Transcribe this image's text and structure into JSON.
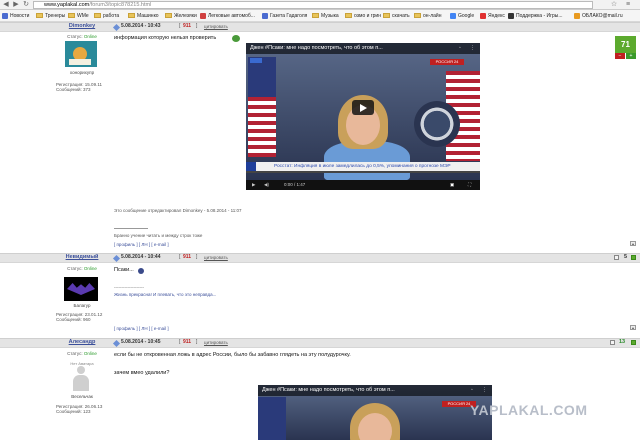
{
  "browser": {
    "url_host": "www.yaplakal.com",
    "url_path": "/forum3/topic878215.html",
    "bookmarks": [
      "Новости",
      "Тренеры",
      "WMe",
      "работа",
      "Машинко",
      "Железяки",
      "Легковые автомоб...",
      "Газета Гадаголя",
      "Музыка",
      "озмо и грин",
      "скачать",
      "он-лайн",
      "Google",
      "Яндекс",
      "Поддержка - Игры...",
      "ОБЛАКО@mail.ru"
    ]
  },
  "posts": [
    {
      "username": "Dimonkey",
      "status_label": "Статус:",
      "status_value": "Online",
      "rank": "хонорихупр",
      "reg": "Регистрация: 15.09.11",
      "msgs": "Сообщений: 373",
      "date": "5.08.2014 - 10:43",
      "num": "911",
      "cite": "цитировать",
      "text": "информация которую нельзя проверить",
      "video_title": "Джен #Псаки: мне надо посмотреть, что об этом п...",
      "ticker": "Росстат: Инфляция в июле замедлилась до 0,5%, упоминания о прогнозе МЭР",
      "channel": "РОССИЯ 24",
      "time": "0:00 / 1:47",
      "edited": "Это сообщение отредактировал Dimonkey - 5.08.2014 - 11:07",
      "sig": "Бранно учение читать и между строк тоже",
      "actions": "[ профиль ] [ ЛН ] [ e-mail ]",
      "rating": "71"
    },
    {
      "username": "Невидимый",
      "status_label": "Статус:",
      "status_value": "Online",
      "rank": "Балагур",
      "reg": "Регистрация: 23.01.12",
      "msgs": "Сообщений: 960",
      "date": "5.08.2014 - 10:44",
      "num": "911",
      "cite": "цитировать",
      "text": "Псаки...",
      "sig_line": "--------------------",
      "sig": "Жизнь прекрасна! И плевать, что это неправда...",
      "actions": "[ профиль ] [ ЛН ] [ e-mail ]",
      "rating": "5"
    },
    {
      "username": "Алесандр",
      "status_label": "Статус:",
      "status_value": "Online",
      "rank": "Весельчак",
      "reg": "Регистрация: 26.06.13",
      "msgs": "Сообщений: 123",
      "avatar_label": "Нет Аватара",
      "date": "5.08.2014 - 10:45",
      "num": "911",
      "cite": "цитировать",
      "text1": "если бы не откровенная ложь в адрес России, было бы забавно глядеть на эту полудурочку.",
      "text2": "зачем вмео удалили?",
      "video_title": "Джен #Псаки: мне надо посмотреть, что об этом п...",
      "rating": "13"
    }
  ],
  "watermark": "YAPLAKAL.COM",
  "colors": {
    "accent": "#3b4f9a",
    "rating_green": "#5caa2e",
    "online": "#2a9a2a"
  }
}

AIM – Reproduce each entry precisely, dropping only the pictures.

THE COMPLETED TASK –
Transcribe this image's text and structure into JSON.
{
  "browser": {
    "url_host": "www.yaplakal.com",
    "url_path": "/forum3/topic878215.html",
    "bookmarks": [
      "Новости",
      "Тренеры",
      "WMe",
      "работа",
      "Машинко",
      "Железяки",
      "Легковые автомоб...",
      "Газета Гадаголя",
      "Музыка",
      "озмо и грин",
      "скачать",
      "он-лайн",
      "Google",
      "Яндекс",
      "Поддержка - Игры...",
      "ОБЛАКО@mail.ru"
    ]
  },
  "posts": [
    {
      "username": "Dimonkey",
      "status_label": "Статус:",
      "status_value": "Online",
      "rank": "хонорихупр",
      "reg": "Регистрация: 15.09.11",
      "msgs": "Сообщений: 373",
      "date": "5.08.2014 - 10:43",
      "num": "911",
      "cite": "цитировать",
      "text": "информация которую нельзя проверить",
      "video_title": "Джен #Псаки: мне надо посмотреть, что об этом п...",
      "ticker": "Росстат: Инфляция в июле замедлилась до 0,5%, упоминания о прогнозе МЭР",
      "channel": "РОССИЯ 24",
      "time": "0:00 / 1:47",
      "edited": "Это сообщение отредактировал Dimonkey - 5.08.2014 - 11:07",
      "sig": "Бранно учение читать и между строк тоже",
      "actions": "[ профиль ] [ ЛН ] [ e-mail ]",
      "rating": "71"
    },
    {
      "username": "Невидимый",
      "status_label": "Статус:",
      "status_value": "Online",
      "rank": "Балагур",
      "reg": "Регистрация: 23.01.12",
      "msgs": "Сообщений: 960",
      "date": "5.08.2014 - 10:44",
      "num": "911",
      "cite": "цитировать",
      "text": "Псаки...",
      "sig_line": "--------------------",
      "sig": "Жизнь прекрасна! И плевать, что это неправда...",
      "actions": "[ профиль ] [ ЛН ] [ e-mail ]",
      "rating": "5"
    },
    {
      "username": "Алесандр",
      "status_label": "Статус:",
      "status_value": "Online",
      "rank": "Весельчак",
      "reg": "Регистрация: 26.06.13",
      "msgs": "Сообщений: 123",
      "avatar_label": "Нет Аватара",
      "date": "5.08.2014 - 10:45",
      "num": "911",
      "cite": "цитировать",
      "text1": "если бы не откровенная ложь в адрес России, было бы забавно глядеть на эту полудурочку.",
      "text2": "зачем вмео удалили?",
      "video_title": "Джен #Псаки: мне надо посмотреть, что об этом п...",
      "rating": "13"
    }
  ],
  "watermark": "YAPLAKAL.COM",
  "colors": {
    "accent": "#3b4f9a",
    "rating_green": "#5caa2e",
    "online": "#2a9a2a"
  }
}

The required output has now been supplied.